--- The input ---

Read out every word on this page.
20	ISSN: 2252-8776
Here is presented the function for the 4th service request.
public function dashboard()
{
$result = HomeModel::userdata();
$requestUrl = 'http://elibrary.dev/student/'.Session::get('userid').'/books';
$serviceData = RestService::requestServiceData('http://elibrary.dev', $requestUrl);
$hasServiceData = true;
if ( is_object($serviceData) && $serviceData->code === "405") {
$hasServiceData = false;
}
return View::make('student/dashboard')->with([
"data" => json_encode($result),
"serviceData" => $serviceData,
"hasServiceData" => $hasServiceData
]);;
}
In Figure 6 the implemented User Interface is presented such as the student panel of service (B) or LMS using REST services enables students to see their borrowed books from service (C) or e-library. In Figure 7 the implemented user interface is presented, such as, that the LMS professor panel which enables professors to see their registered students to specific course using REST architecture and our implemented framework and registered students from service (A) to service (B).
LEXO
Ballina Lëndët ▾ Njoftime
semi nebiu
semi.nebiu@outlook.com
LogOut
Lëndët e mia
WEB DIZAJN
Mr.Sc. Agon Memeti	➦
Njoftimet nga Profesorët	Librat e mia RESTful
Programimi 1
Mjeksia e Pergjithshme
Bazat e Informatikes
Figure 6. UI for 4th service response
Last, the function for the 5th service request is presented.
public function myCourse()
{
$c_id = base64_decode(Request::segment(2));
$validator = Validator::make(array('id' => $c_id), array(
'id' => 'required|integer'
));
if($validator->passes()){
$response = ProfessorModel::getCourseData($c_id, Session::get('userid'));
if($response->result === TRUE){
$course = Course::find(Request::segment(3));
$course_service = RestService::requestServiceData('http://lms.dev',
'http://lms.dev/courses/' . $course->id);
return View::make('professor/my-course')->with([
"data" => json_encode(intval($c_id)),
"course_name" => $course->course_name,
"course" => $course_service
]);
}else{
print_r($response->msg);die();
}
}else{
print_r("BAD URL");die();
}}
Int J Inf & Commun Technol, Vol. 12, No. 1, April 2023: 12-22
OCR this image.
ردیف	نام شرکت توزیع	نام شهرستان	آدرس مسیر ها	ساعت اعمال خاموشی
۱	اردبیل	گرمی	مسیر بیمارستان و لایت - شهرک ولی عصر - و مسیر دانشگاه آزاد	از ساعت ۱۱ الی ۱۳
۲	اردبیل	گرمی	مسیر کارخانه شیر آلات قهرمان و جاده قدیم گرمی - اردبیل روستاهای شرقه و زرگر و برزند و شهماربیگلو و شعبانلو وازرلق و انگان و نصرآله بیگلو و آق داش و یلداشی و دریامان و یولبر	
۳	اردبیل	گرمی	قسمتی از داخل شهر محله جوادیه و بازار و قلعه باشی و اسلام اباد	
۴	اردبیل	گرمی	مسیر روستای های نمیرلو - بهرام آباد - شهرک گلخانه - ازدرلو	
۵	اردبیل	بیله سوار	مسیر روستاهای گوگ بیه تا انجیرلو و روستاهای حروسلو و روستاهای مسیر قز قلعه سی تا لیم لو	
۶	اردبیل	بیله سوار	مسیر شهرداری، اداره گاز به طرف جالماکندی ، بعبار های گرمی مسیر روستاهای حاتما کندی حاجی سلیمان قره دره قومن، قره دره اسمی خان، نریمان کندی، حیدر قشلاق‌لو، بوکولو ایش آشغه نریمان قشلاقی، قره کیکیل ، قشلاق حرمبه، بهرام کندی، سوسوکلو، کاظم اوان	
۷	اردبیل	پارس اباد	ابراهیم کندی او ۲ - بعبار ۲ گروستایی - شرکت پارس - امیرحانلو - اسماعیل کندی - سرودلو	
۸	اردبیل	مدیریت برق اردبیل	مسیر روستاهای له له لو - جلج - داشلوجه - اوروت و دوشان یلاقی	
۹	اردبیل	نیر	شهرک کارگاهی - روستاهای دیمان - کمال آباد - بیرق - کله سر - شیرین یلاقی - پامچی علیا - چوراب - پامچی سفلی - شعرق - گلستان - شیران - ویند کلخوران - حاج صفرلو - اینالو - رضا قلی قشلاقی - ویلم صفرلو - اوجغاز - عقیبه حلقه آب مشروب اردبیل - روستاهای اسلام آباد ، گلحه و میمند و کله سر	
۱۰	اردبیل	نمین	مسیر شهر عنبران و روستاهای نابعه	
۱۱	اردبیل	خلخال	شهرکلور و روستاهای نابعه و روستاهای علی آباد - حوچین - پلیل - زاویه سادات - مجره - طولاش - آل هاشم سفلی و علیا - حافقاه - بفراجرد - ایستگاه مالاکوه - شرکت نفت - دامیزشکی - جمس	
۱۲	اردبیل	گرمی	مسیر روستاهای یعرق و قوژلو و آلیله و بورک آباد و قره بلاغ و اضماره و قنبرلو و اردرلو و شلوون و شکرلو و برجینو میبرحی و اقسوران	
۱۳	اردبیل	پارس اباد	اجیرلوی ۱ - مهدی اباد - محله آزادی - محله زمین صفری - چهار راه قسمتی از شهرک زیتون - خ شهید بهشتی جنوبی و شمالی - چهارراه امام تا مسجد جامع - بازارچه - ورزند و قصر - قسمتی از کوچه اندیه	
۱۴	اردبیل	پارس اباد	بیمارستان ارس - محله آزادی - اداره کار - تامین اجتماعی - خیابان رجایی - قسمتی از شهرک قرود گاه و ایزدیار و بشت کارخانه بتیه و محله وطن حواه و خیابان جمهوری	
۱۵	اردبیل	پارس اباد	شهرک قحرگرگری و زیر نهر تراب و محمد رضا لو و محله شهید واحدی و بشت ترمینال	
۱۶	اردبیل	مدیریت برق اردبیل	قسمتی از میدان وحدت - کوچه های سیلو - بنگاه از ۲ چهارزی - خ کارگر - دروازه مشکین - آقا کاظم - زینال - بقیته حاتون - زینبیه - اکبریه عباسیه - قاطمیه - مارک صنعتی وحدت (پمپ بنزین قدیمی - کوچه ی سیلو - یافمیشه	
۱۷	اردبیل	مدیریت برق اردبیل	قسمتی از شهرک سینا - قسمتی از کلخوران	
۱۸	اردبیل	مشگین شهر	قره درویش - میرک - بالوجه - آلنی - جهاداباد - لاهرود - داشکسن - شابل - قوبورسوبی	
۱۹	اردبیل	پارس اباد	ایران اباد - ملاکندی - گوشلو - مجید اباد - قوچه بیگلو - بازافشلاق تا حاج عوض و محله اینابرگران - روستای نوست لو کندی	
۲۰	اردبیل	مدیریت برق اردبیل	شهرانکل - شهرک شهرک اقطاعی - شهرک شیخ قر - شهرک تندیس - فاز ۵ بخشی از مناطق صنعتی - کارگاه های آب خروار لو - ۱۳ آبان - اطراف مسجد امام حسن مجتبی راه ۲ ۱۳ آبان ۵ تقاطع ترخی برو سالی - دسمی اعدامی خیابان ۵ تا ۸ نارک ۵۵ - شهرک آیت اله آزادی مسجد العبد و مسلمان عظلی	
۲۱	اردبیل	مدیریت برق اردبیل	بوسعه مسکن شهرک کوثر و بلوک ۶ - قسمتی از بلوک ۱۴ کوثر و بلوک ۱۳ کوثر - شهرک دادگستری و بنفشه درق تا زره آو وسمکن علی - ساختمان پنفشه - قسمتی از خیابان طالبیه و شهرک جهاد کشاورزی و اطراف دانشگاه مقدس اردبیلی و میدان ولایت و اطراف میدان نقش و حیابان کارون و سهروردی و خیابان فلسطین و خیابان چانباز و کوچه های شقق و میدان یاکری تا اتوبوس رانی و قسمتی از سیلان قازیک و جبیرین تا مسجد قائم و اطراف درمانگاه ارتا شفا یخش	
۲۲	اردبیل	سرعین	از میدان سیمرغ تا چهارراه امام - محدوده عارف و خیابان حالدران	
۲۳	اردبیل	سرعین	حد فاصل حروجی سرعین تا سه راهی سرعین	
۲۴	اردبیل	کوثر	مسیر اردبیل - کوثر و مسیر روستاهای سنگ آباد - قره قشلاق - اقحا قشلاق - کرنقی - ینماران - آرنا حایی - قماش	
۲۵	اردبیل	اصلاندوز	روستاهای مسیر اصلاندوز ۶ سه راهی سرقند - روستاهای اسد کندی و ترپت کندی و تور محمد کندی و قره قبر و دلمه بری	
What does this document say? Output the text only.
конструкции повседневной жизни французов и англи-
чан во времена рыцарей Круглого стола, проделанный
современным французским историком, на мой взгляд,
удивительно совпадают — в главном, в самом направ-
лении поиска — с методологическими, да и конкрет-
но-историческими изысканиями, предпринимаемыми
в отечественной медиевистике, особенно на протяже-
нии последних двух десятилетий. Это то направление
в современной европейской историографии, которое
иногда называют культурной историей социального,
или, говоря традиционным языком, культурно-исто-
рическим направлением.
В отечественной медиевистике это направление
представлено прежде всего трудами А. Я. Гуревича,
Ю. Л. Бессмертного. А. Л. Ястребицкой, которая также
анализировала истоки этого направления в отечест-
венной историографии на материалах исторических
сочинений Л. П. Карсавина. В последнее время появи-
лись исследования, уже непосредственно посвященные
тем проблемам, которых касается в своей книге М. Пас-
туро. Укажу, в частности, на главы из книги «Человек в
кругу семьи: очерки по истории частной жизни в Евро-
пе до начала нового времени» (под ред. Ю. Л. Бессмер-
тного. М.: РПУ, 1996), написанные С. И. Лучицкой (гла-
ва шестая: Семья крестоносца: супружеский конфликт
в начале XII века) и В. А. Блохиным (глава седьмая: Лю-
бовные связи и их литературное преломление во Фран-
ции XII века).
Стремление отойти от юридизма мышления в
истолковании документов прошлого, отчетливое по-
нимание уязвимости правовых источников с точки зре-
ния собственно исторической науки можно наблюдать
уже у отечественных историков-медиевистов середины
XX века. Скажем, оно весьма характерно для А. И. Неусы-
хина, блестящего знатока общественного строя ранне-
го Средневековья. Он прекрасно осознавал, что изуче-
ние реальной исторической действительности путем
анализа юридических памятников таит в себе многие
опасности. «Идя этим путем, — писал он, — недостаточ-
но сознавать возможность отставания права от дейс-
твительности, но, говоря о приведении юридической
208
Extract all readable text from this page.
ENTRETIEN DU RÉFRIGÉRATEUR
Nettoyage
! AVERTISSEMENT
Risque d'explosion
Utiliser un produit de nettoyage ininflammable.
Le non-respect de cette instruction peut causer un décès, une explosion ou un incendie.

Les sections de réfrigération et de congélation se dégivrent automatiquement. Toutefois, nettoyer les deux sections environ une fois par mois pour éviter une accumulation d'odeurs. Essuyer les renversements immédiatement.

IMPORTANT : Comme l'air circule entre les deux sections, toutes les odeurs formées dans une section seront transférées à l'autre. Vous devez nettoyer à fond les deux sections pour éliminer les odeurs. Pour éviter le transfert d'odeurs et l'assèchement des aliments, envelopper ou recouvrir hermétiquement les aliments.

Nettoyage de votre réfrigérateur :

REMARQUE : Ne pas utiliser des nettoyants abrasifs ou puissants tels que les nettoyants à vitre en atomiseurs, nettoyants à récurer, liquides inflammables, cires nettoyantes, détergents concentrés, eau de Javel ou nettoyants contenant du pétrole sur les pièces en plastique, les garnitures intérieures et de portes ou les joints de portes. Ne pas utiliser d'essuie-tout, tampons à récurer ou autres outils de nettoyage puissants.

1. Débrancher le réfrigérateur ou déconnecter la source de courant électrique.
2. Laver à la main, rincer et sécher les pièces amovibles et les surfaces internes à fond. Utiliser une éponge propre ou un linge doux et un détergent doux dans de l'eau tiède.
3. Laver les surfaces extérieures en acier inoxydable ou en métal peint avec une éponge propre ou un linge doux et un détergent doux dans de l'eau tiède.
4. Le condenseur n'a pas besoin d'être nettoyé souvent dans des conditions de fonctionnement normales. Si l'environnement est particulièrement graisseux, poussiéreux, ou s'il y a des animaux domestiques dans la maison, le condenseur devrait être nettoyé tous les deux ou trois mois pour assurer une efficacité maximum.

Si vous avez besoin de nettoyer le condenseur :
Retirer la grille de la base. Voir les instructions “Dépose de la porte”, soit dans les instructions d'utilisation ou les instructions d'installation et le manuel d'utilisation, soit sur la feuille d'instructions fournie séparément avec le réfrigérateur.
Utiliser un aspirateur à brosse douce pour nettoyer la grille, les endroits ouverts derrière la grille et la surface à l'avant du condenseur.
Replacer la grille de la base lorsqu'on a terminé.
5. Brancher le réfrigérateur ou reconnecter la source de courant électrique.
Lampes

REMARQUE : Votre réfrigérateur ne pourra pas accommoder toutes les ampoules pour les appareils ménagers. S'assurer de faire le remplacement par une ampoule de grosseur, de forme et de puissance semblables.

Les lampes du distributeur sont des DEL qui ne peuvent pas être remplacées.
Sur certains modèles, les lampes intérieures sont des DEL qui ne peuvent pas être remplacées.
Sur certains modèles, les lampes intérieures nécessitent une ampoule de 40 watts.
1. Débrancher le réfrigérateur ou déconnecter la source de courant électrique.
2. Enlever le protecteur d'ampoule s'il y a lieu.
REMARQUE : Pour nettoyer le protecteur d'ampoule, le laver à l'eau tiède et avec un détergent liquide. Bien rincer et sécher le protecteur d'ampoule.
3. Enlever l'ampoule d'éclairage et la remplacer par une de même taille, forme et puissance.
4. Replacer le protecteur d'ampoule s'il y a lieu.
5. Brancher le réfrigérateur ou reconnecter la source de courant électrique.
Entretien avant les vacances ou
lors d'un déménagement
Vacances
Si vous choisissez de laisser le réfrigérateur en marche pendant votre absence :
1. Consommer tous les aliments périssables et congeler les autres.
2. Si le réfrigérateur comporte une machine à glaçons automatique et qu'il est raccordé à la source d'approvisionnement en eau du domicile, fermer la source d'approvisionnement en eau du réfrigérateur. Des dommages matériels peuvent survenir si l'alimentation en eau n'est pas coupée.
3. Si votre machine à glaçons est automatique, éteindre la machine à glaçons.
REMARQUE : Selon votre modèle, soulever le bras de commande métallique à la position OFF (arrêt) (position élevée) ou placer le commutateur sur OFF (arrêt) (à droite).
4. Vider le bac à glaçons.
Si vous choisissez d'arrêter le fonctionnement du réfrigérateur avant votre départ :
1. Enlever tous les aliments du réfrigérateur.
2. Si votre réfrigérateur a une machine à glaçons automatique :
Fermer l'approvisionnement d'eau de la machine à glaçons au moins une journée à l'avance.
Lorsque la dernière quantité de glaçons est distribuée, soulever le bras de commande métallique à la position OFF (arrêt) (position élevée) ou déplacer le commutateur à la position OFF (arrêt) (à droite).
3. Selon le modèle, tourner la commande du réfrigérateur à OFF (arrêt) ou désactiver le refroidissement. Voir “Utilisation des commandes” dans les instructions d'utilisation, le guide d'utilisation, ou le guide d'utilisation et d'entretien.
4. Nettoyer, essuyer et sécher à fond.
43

---

Extract all lines from the material above that include the word "doux".

> [Result of the task]
2. Laver à la main, rincer et sécher les pièces amovibles et les surfaces internes à fond. Utiliser une éponge propre ou un linge doux et un détergent doux dans de l'eau tiède.
3. Laver les surfaces extérieures en acier inoxydable ou en métal peint avec une éponge propre ou un linge doux et un détergent doux dans de l'eau tiède.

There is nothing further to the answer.